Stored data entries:
_ _ _

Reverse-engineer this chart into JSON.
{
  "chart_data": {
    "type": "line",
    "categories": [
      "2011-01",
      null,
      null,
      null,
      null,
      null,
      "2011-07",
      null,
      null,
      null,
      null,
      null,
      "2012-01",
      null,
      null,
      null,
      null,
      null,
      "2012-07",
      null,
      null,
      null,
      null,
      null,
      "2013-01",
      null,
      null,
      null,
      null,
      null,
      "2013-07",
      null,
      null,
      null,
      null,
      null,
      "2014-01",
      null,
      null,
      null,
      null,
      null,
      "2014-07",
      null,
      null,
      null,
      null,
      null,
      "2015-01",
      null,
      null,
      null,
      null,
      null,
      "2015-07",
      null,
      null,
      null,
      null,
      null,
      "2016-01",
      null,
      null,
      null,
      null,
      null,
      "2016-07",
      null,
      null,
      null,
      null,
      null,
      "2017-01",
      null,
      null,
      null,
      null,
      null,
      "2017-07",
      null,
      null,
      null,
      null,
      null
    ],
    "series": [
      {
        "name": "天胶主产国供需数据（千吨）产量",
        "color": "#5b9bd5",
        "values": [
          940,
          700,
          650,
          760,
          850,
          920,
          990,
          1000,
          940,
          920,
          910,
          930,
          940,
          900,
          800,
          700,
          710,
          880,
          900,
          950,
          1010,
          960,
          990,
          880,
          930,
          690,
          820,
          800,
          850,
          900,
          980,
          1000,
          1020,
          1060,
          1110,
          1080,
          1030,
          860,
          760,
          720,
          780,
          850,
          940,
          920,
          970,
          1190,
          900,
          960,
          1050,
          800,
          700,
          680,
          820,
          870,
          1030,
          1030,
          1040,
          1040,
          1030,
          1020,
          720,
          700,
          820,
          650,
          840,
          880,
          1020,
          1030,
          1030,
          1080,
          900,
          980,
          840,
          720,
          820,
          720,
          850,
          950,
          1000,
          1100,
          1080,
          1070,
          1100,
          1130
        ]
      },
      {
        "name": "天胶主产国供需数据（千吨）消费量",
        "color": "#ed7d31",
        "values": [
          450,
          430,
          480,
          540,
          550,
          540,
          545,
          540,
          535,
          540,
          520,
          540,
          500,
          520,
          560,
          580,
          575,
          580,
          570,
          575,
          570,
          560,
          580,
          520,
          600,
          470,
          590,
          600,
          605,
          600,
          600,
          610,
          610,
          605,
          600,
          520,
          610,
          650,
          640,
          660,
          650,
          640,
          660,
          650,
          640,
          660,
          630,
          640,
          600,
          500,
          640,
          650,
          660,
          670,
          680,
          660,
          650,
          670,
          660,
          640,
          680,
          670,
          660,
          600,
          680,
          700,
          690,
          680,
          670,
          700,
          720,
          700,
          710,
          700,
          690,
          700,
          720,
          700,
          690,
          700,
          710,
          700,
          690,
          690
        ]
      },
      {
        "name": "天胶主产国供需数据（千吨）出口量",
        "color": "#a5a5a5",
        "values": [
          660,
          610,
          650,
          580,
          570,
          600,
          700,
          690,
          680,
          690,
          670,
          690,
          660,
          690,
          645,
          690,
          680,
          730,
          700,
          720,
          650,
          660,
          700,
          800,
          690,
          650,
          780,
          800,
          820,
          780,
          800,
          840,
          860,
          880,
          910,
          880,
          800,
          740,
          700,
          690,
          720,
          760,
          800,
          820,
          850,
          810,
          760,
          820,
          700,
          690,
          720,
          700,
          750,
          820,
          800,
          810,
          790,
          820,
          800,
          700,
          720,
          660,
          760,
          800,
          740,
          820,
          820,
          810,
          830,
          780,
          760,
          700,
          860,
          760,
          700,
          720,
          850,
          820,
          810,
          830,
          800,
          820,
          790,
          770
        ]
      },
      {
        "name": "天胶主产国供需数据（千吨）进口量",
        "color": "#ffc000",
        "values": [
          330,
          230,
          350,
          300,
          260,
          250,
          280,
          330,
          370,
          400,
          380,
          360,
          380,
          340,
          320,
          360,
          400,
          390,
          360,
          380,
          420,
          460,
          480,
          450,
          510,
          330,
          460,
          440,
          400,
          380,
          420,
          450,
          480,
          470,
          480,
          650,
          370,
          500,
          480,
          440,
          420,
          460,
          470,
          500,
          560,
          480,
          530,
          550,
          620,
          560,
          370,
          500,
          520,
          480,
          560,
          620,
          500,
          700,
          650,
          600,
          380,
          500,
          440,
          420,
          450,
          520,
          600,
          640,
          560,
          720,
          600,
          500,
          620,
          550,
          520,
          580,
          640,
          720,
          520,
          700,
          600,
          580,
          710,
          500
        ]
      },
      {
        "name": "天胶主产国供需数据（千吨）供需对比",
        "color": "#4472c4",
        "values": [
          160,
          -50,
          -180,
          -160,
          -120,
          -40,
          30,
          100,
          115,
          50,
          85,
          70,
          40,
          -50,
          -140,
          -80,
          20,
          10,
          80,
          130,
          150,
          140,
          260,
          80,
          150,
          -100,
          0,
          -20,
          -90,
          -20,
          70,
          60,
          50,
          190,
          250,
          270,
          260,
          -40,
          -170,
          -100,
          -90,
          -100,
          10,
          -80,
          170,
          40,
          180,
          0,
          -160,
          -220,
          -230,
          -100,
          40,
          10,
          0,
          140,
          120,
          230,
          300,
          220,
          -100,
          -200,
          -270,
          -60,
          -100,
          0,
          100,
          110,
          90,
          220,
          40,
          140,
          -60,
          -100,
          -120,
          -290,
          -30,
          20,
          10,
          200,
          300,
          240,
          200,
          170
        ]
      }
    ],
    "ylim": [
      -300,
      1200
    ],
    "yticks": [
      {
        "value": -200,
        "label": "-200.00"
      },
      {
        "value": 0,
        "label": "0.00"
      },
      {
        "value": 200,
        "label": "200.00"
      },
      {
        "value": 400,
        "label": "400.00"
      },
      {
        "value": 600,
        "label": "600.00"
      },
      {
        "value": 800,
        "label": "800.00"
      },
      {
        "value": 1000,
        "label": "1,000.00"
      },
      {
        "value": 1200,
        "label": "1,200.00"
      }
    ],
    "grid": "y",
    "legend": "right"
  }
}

_ _ _

DIRECTIVE =
Repeat every record, exactly as written.

REPLY =
Reverse-engineer this chart into JSON.
{
  "chart_data": {
    "type": "line",
    "categories": [
      "2011-01",
      null,
      null,
      null,
      null,
      null,
      "2011-07",
      null,
      null,
      null,
      null,
      null,
      "2012-01",
      null,
      null,
      null,
      null,
      null,
      "2012-07",
      null,
      null,
      null,
      null,
      null,
      "2013-01",
      null,
      null,
      null,
      null,
      null,
      "2013-07",
      null,
      null,
      null,
      null,
      null,
      "2014-01",
      null,
      null,
      null,
      null,
      null,
      "2014-07",
      null,
      null,
      null,
      null,
      null,
      "2015-01",
      null,
      null,
      null,
      null,
      null,
      "2015-07",
      null,
      null,
      null,
      null,
      null,
      "2016-01",
      null,
      null,
      null,
      null,
      null,
      "2016-07",
      null,
      null,
      null,
      null,
      null,
      "2017-01",
      null,
      null,
      null,
      null,
      null,
      "2017-07",
      null,
      null,
      null,
      null,
      null
    ],
    "series": [
      {
        "name": "天胶主产国供需数据（千吨）产量",
        "color": "#5b9bd5",
        "values": [
          940,
          700,
          650,
          760,
          850,
          920,
          990,
          1000,
          940,
          920,
          910,
          930,
          940,
          900,
          800,
          700,
          710,
          880,
          900,
          950,
          1010,
          960,
          990,
          880,
          930,
          690,
          820,
          800,
          850,
          900,
          980,
          1000,
          1020,
          1060,
          1110,
          1080,
          1030,
          860,
          760,
          720,
          780,
          850,
          940,
          920,
          970,
          1190,
          900,
          960,
          1050,
          800,
          700,
          680,
          820,
          870,
          1030,
          1030,
          1040,
          1040,
          1030,
          1020,
          720,
          700,
          820,
          650,
          840,
          880,
          1020,
          1030,
          1030,
          1080,
          900,
          980,
          840,
          720,
          820,
          720,
          850,
          950,
          1000,
          1100,
          1080,
          1070,
          1100,
          1130
        ]
      },
      {
        "name": "天胶主产国供需数据（千吨）消费量",
        "color": "#ed7d31",
        "values": [
          450,
          430,
          480,
          540,
          550,
          540,
          545,
          540,
          535,
          540,
          520,
          540,
          500,
          520,
          560,
          580,
          575,
          580,
          570,
          575,
          570,
          560,
          580,
          520,
          600,
          470,
          590,
          600,
          605,
          600,
          600,
          610,
          610,
          605,
          600,
          520,
          610,
          650,
          640,
          660,
          650,
          640,
          660,
          650,
          640,
          660,
          630,
          640,
          600,
          500,
          640,
          650,
          660,
          670,
          680,
          660,
          650,
          670,
          660,
          640,
          680,
          670,
          660,
          600,
          680,
          700,
          690,
          680,
          670,
          700,
          720,
          700,
          710,
          700,
          690,
          700,
          720,
          700,
          690,
          700,
          710,
          700,
          690,
          690
        ]
      },
      {
        "name": "天胶主产国供需数据（千吨）出口量",
        "color": "#a5a5a5",
        "values": [
          660,
          610,
          650,
          580,
          570,
          600,
          700,
          690,
          680,
          690,
          670,
          690,
          660,
          690,
          645,
          690,
          680,
          730,
          700,
          720,
          650,
          660,
          700,
          800,
          690,
          650,
          780,
          800,
          820,
          780,
          800,
          840,
          860,
          880,
          910,
          880,
          800,
          740,
          700,
          690,
          720,
          760,
          800,
          820,
          850,
          810,
          760,
          820,
          700,
          690,
          720,
          700,
          750,
          820,
          800,
          810,
          790,
          820,
          800,
          700,
          720,
          660,
          760,
          800,
          740,
          820,
          820,
          810,
          830,
          780,
          760,
          700,
          860,
          760,
          700,
          720,
          850,
          820,
          810,
          830,
          800,
          820,
          790,
          770
        ]
      },
      {
        "name": "天胶主产国供需数据（千吨）进口量",
        "color": "#ffc000",
        "values": [
          330,
          230,
          350,
          300,
          260,
          250,
          280,
          330,
          370,
          400,
          380,
          360,
          380,
          340,
          320,
          360,
          400,
          390,
          360,
          380,
          420,
          460,
          480,
          450,
          510,
          330,
          460,
          440,
          400,
          380,
          420,
          450,
          480,
          470,
          480,
          650,
          370,
          500,
          480,
          440,
          420,
          460,
          470,
          500,
          560,
          480,
          530,
          550,
          620,
          560,
          370,
          500,
          520,
          480,
          560,
          620,
          500,
          700,
          650,
          600,
          380,
          500,
          440,
          420,
          450,
          520,
          600,
          640,
          560,
          720,
          600,
          500,
          620,
          550,
          520,
          580,
          640,
          720,
          520,
          700,
          600,
          580,
          710,
          500
        ]
      },
      {
        "name": "天胶主产国供需数据（千吨）供需对比",
        "color": "#4472c4",
        "values": [
          160,
          -50,
          -180,
          -160,
          -120,
          -40,
          30,
          100,
          115,
          50,
          85,
          70,
          40,
          -50,
          -140,
          -80,
          20,
          10,
          80,
          130,
          150,
          140,
          260,
          80,
          150,
          -100,
          0,
          -20,
          -90,
          -20,
          70,
          60,
          50,
          190,
          250,
          270,
          260,
          -40,
          -170,
          -100,
          -90,
          -100,
          10,
          -80,
          170,
          40,
          180,
          0,
          -160,
          -220,
          -230,
          -100,
          40,
          10,
          0,
          140,
          120,
          230,
          300,
          220,
          -100,
          -200,
          -270,
          -60,
          -100,
          0,
          100,
          110,
          90,
          220,
          40,
          140,
          -60,
          -100,
          -120,
          -290,
          -30,
          20,
          10,
          200,
          300,
          240,
          200,
          170
        ]
      }
    ],
    "ylim": [
      -300,
      1200
    ],
    "yticks": [
      {
        "value": -200,
        "label": "-200.00"
      },
      {
        "value": 0,
        "label": "0.00"
      },
      {
        "value": 200,
        "label": "200.00"
      },
      {
        "value": 400,
        "label": "400.00"
      },
      {
        "value": 600,
        "label": "600.00"
      },
      {
        "value": 800,
        "label": "800.00"
      },
      {
        "value": 1000,
        "label": "1,000.00"
      },
      {
        "value": 1200,
        "label": "1,200.00"
      }
    ],
    "grid": "y",
    "legend": "right"
  }
}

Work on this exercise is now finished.